INFORMATION SUPPLIED>
++++++++++++++++++++

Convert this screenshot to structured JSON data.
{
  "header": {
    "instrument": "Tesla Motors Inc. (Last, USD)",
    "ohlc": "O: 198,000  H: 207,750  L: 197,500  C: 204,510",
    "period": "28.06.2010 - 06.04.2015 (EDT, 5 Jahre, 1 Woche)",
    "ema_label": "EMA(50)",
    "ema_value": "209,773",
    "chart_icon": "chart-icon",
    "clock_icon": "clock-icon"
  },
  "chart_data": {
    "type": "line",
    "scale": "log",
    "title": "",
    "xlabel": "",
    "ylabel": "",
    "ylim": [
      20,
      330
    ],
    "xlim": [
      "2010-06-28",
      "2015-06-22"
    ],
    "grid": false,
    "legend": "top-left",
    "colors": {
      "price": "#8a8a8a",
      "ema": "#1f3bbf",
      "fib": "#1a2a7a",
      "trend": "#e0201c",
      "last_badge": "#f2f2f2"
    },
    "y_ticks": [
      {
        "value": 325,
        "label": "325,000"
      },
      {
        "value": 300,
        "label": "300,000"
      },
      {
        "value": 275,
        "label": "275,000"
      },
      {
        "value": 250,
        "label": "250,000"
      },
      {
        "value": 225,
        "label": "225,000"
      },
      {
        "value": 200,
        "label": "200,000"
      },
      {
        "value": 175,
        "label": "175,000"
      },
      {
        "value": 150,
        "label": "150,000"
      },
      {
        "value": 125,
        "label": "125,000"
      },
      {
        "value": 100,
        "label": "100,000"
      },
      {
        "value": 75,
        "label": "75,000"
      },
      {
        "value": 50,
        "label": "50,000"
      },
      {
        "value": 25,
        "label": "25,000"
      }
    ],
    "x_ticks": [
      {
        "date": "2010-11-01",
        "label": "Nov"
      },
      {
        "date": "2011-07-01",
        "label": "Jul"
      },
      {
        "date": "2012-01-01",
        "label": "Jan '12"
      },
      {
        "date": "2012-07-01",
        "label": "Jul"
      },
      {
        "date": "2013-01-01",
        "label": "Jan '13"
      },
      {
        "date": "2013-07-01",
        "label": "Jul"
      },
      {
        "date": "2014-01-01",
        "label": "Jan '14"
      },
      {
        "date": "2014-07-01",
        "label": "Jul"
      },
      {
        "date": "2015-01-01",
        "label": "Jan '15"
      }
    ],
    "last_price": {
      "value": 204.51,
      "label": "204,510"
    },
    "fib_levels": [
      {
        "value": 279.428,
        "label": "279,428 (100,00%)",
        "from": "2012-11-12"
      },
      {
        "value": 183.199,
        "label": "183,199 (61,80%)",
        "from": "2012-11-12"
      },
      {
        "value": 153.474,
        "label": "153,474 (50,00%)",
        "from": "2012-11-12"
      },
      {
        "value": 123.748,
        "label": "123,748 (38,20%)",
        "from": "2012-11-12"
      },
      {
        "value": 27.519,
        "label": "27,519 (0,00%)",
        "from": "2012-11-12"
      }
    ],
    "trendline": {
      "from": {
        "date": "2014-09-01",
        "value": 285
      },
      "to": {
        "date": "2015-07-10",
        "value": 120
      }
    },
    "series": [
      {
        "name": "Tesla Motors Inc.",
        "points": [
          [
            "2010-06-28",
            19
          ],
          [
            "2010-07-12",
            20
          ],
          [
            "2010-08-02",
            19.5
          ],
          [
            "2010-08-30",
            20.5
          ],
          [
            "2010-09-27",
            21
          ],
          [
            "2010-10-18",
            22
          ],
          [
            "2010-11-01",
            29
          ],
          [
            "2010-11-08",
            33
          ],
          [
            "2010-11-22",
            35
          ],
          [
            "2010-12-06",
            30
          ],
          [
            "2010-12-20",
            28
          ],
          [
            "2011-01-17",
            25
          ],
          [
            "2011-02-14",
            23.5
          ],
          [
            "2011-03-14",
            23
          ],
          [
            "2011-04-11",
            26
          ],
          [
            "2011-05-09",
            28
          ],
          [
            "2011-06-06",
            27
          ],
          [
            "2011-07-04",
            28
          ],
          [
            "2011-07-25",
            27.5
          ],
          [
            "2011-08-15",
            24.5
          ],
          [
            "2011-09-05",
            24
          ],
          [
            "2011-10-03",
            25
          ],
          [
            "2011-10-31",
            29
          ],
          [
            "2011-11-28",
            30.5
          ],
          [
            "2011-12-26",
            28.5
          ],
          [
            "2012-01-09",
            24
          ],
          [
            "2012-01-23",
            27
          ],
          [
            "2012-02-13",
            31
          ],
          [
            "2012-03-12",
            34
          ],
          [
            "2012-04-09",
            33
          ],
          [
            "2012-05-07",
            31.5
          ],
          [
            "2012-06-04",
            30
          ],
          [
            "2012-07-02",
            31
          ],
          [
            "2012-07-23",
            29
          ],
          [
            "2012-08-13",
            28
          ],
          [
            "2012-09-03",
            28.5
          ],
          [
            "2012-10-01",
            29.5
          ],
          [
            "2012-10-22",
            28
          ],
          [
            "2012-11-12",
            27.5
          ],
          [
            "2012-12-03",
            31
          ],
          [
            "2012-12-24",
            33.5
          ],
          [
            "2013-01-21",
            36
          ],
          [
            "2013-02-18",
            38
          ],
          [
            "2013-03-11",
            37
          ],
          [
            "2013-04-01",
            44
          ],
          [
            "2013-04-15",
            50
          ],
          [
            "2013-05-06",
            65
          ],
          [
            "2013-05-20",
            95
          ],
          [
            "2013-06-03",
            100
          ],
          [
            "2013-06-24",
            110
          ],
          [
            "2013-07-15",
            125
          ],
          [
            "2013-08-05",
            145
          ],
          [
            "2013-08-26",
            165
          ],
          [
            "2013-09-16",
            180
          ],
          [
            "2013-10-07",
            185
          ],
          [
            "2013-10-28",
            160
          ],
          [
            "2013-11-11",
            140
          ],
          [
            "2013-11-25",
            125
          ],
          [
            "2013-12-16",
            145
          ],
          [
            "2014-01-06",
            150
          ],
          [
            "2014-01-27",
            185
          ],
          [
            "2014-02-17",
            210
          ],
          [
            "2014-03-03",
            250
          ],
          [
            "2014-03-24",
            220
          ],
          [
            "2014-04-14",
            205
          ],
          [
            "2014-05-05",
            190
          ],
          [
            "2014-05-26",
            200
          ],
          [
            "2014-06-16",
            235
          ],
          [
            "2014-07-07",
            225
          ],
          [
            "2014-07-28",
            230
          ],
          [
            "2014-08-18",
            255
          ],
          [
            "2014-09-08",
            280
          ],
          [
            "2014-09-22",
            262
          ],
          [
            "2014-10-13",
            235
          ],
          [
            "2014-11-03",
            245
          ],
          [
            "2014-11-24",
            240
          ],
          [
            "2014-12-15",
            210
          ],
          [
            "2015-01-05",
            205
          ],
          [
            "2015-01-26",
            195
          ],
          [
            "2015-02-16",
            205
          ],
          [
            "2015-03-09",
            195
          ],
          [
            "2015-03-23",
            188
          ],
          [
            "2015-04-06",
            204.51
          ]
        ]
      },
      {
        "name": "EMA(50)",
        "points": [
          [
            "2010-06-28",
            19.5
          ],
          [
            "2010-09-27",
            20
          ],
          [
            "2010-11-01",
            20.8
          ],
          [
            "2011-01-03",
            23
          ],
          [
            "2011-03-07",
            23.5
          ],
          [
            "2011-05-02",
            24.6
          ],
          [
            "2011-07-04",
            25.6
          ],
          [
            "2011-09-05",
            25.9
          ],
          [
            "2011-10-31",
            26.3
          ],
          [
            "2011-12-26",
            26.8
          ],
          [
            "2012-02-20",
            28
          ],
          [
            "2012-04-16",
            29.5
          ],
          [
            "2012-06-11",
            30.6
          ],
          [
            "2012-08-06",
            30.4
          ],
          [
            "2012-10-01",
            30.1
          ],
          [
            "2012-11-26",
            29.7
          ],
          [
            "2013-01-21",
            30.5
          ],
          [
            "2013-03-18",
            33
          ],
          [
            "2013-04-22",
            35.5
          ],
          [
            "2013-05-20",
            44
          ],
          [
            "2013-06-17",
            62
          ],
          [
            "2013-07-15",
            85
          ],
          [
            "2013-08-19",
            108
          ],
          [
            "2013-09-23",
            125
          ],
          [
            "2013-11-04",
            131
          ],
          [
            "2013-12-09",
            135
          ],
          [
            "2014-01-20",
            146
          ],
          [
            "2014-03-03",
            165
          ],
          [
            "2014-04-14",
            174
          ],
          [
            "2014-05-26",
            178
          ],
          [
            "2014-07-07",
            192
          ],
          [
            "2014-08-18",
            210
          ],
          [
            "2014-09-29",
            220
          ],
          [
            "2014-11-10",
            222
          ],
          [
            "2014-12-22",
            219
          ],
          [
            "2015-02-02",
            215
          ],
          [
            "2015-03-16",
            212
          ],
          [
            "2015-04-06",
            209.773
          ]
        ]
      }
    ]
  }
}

++++++++++++++++++++

WORK REQUIRED>
Display every line of the listing that contains the string "icon".

THE ANSWER>
    "chart_icon": "chart-icon",
    "clock_icon": "clock-icon"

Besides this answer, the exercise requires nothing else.